RECORD EXTRACTS:
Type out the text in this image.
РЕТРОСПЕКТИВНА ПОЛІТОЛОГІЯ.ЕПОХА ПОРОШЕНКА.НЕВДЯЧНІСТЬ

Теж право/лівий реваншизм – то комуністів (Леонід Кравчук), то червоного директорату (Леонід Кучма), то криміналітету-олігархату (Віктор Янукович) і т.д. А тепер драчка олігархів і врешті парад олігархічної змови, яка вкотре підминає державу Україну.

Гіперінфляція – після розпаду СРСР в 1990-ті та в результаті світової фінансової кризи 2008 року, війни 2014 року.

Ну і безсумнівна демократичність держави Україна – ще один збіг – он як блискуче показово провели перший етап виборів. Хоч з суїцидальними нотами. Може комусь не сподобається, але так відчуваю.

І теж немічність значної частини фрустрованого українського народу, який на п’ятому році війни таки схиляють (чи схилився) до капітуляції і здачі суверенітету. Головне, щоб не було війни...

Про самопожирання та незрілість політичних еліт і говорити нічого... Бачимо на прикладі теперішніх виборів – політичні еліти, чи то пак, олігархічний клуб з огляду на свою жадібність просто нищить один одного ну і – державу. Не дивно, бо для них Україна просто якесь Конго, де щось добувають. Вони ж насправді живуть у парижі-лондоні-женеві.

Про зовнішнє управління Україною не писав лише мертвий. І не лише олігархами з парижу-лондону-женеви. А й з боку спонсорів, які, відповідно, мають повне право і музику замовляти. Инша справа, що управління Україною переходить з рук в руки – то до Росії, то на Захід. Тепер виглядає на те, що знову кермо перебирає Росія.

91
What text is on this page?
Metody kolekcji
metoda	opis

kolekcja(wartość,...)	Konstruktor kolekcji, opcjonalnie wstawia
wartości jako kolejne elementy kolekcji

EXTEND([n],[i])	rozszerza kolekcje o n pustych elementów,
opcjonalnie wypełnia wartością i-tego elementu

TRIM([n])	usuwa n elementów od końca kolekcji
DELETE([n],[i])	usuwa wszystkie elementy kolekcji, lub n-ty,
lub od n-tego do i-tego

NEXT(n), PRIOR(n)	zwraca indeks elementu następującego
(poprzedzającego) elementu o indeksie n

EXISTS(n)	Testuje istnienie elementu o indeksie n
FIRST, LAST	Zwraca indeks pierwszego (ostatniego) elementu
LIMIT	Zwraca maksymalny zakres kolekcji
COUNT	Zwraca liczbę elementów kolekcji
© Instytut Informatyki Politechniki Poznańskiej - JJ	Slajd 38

TASK BRIEF: Copy the material above, line for line.

WRITTEN ANSWER:
Type out the text in this image.
РЕТРОСПЕКТИВНА ПОЛІТОЛОГІЯ.ЕПОХА ПОРОШЕНКА.НЕВДЯЧНІСТЬ

Теж право/лівий реваншизм – то комуністів (Леонід Кравчук), то червоного директорату (Леонід Кучма), то криміналітету-олігархату (Віктор Янукович) і т.д. А тепер драчка олігархів і врешті парад олігархічної змови, яка вкотре підминає державу Україну.

Гіперінфляція – після розпаду СРСР в 1990-ті та в результаті світової фінансової кризи 2008 року, війни 2014 року.

Ну і безсумнівна демократичність держави Україна – ще один збіг – он як блискуче показово провели перший етап виборів. Хоч з суїцидальними нотами. Може комусь не сподобається, але так відчуваю.

І теж немічність значної частини фрустрованого українського народу, який на п’ятому році війни таки схиляють (чи схилився) до капітуляції і здачі суверенітету. Головне, щоб не було війни...

Про самопожирання та незрілість політичних еліт і говорити нічого... Бачимо на прикладі теперішніх виборів – політичні еліти, чи то пак, олігархічний клуб з огляду на свою жадібність просто нищить один одного ну і – державу. Не дивно, бо для них Україна просто якесь Конго, де щось добувають. Вони ж насправді живуть у парижі-лондоні-женеві.

Про зовнішнє управління Україною не писав лише мертвий. І не лише олігархами з парижу-лондону-женеви. А й з боку спонсорів, які, відповідно, мають повне право і музику замовляти. Инша справа, що управління Україною переходить з рук в руки – то до Росії, то на Захід. Тепер виглядає на те, що знову кермо перебирає Росія.

91
What text is on this page?
Metody kolekcji
metoda	opis

kolekcja(wartość,...)	Konstruktor kolekcji, opcjonalnie wstawia
wartości jako kolejne elementy kolekcji

EXTEND([n],[i])	rozszerza kolekcje o n pustych elementów,
opcjonalnie wypełnia wartością i-tego elementu

TRIM([n])	usuwa n elementów od końca kolekcji
DELETE([n],[i])	usuwa wszystkie elementy kolekcji, lub n-ty,
lub od n-tego do i-tego

NEXT(n), PRIOR(n)	zwraca indeks elementu następującego
(poprzedzającego) elementu o indeksie n

EXISTS(n)	Testuje istnienie elementu o indeksie n
FIRST, LAST	Zwraca indeks pierwszego (ostatniego) elementu
LIMIT	Zwraca maksymalny zakres kolekcji
COUNT	Zwraca liczbę elementów kolekcji
© Instytut Informatyki Politechniki Poznańskiej - JJ	Slajd 38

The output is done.